Extract every line below, verbatim.

-*-*-

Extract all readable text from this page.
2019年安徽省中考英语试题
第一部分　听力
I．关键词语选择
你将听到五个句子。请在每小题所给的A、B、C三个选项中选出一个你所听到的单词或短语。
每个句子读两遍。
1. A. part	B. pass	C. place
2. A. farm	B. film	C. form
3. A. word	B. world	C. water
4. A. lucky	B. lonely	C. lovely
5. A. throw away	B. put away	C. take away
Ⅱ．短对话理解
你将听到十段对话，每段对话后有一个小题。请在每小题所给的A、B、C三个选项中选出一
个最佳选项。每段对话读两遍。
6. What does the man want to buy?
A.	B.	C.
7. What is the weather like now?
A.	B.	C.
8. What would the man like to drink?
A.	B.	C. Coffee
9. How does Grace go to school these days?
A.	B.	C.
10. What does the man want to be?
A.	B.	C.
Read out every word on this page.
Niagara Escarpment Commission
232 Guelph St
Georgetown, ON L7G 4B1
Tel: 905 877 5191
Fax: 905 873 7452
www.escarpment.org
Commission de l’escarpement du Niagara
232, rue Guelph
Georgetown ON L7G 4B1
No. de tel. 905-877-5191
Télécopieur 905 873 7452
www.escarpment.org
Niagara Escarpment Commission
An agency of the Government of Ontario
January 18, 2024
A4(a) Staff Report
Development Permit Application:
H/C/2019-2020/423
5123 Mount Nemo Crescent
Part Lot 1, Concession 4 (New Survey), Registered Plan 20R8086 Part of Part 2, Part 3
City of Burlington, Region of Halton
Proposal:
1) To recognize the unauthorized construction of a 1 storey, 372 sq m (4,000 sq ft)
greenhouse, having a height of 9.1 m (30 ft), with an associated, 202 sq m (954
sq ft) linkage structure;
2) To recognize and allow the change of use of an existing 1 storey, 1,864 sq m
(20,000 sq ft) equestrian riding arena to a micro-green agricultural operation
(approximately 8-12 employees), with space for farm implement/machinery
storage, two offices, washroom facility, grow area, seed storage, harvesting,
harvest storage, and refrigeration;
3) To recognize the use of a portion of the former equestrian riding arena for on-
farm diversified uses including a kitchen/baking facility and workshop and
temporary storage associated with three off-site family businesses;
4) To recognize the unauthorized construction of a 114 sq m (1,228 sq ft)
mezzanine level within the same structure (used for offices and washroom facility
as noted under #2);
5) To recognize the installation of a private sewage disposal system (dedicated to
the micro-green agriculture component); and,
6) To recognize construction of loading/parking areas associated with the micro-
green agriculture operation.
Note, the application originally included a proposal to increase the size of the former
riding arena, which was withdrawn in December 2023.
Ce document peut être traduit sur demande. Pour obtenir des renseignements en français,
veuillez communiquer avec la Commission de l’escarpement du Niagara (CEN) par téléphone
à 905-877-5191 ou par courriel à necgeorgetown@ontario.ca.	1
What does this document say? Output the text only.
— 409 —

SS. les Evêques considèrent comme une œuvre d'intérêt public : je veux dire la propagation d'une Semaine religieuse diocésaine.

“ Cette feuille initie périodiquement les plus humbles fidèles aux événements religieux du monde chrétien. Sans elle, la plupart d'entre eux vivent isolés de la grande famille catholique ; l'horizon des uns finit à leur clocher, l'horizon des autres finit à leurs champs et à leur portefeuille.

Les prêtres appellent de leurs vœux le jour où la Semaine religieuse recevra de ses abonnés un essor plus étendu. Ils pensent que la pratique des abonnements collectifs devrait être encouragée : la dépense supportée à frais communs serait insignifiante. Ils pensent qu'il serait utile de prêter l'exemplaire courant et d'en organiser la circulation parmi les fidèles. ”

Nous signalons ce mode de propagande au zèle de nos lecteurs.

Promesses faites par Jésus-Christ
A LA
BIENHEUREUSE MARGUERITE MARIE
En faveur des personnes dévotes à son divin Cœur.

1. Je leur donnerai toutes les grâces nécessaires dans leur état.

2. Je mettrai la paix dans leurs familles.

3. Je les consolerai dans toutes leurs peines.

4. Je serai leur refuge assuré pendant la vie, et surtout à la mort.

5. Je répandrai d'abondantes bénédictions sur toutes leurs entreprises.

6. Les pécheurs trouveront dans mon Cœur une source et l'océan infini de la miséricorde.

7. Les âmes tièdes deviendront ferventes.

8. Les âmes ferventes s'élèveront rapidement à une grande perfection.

-*-*-

**Task response**
Extract all readable text from this page.
2019年安徽省中考英语试题
第一部分　听力
I．关键词语选择
你将听到五个句子。请在每小题所给的A、B、C三个选项中选出一个你所听到的单词或短语。
每个句子读两遍。
1. A. part	B. pass	C. place
2. A. farm	B. film	C. form
3. A. word	B. world	C. water
4. A. lucky	B. lonely	C. lovely
5. A. throw away	B. put away	C. take away
Ⅱ．短对话理解
你将听到十段对话，每段对话后有一个小题。请在每小题所给的A、B、C三个选项中选出一
个最佳选项。每段对话读两遍。
6. What does the man want to buy?
A.	B.	C.
7. What is the weather like now?
A.	B.	C.
8. What would the man like to drink?
A.	B.	C. Coffee
9. How does Grace go to school these days?
A.	B.	C.
10. What does the man want to be?
A.	B.	C.
Read out every word on this page.
Niagara Escarpment Commission
232 Guelph St
Georgetown, ON L7G 4B1
Tel: 905 877 5191
Fax: 905 873 7452
www.escarpment.org
Commission de l’escarpement du Niagara
232, rue Guelph
Georgetown ON L7G 4B1
No. de tel. 905-877-5191
Télécopieur 905 873 7452
www.escarpment.org
Niagara Escarpment Commission
An agency of the Government of Ontario
January 18, 2024
A4(a) Staff Report
Development Permit Application:
H/C/2019-2020/423
5123 Mount Nemo Crescent
Part Lot 1, Concession 4 (New Survey), Registered Plan 20R8086 Part of Part 2, Part 3
City of Burlington, Region of Halton
Proposal:
1) To recognize the unauthorized construction of a 1 storey, 372 sq m (4,000 sq ft)
greenhouse, having a height of 9.1 m (30 ft), with an associated, 202 sq m (954
sq ft) linkage structure;
2) To recognize and allow the change of use of an existing 1 storey, 1,864 sq m
(20,000 sq ft) equestrian riding arena to a micro-green agricultural operation
(approximately 8-12 employees), with space for farm implement/machinery
storage, two offices, washroom facility, grow area, seed storage, harvesting,
harvest storage, and refrigeration;
3) To recognize the use of a portion of the former equestrian riding arena for on-
farm diversified uses including a kitchen/baking facility and workshop and
temporary storage associated with three off-site family businesses;
4) To recognize the unauthorized construction of a 114 sq m (1,228 sq ft)
mezzanine level within the same structure (used for offices and washroom facility
as noted under #2);
5) To recognize the installation of a private sewage disposal system (dedicated to
the micro-green agriculture component); and,
6) To recognize construction of loading/parking areas associated with the micro-
green agriculture operation.
Note, the application originally included a proposal to increase the size of the former
riding arena, which was withdrawn in December 2023.
Ce document peut être traduit sur demande. Pour obtenir des renseignements en français,
veuillez communiquer avec la Commission de l’escarpement du Niagara (CEN) par téléphone
à 905-877-5191 ou par courriel à necgeorgetown@ontario.ca.	1
What does this document say? Output the text only.
— 409 —

SS. les Evêques considèrent comme une œuvre d'intérêt public : je veux dire la propagation d'une Semaine religieuse diocésaine.

“ Cette feuille initie périodiquement les plus humbles fidèles aux événements religieux du monde chrétien. Sans elle, la plupart d'entre eux vivent isolés de la grande famille catholique ; l'horizon des uns finit à leur clocher, l'horizon des autres finit à leurs champs et à leur portefeuille.

Les prêtres appellent de leurs vœux le jour où la Semaine religieuse recevra de ses abonnés un essor plus étendu. Ils pensent que la pratique des abonnements collectifs devrait être encouragée : la dépense supportée à frais communs serait insignifiante. Ils pensent qu'il serait utile de prêter l'exemplaire courant et d'en organiser la circulation parmi les fidèles. ”

Nous signalons ce mode de propagande au zèle de nos lecteurs.

Promesses faites par Jésus-Christ
A LA
BIENHEUREUSE MARGUERITE MARIE
En faveur des personnes dévotes à son divin Cœur.

1. Je leur donnerai toutes les grâces nécessaires dans leur état.

2. Je mettrai la paix dans leurs familles.

3. Je les consolerai dans toutes leurs peines.

4. Je serai leur refuge assuré pendant la vie, et surtout à la mort.

5. Je répandrai d'abondantes bénédictions sur toutes leurs entreprises.

6. Les pécheurs trouveront dans mon Cœur une source et l'océan infini de la miséricorde.

7. Les âmes tièdes deviendront ferventes.

8. Les âmes ferventes s'élèveront rapidement à une grande perfection.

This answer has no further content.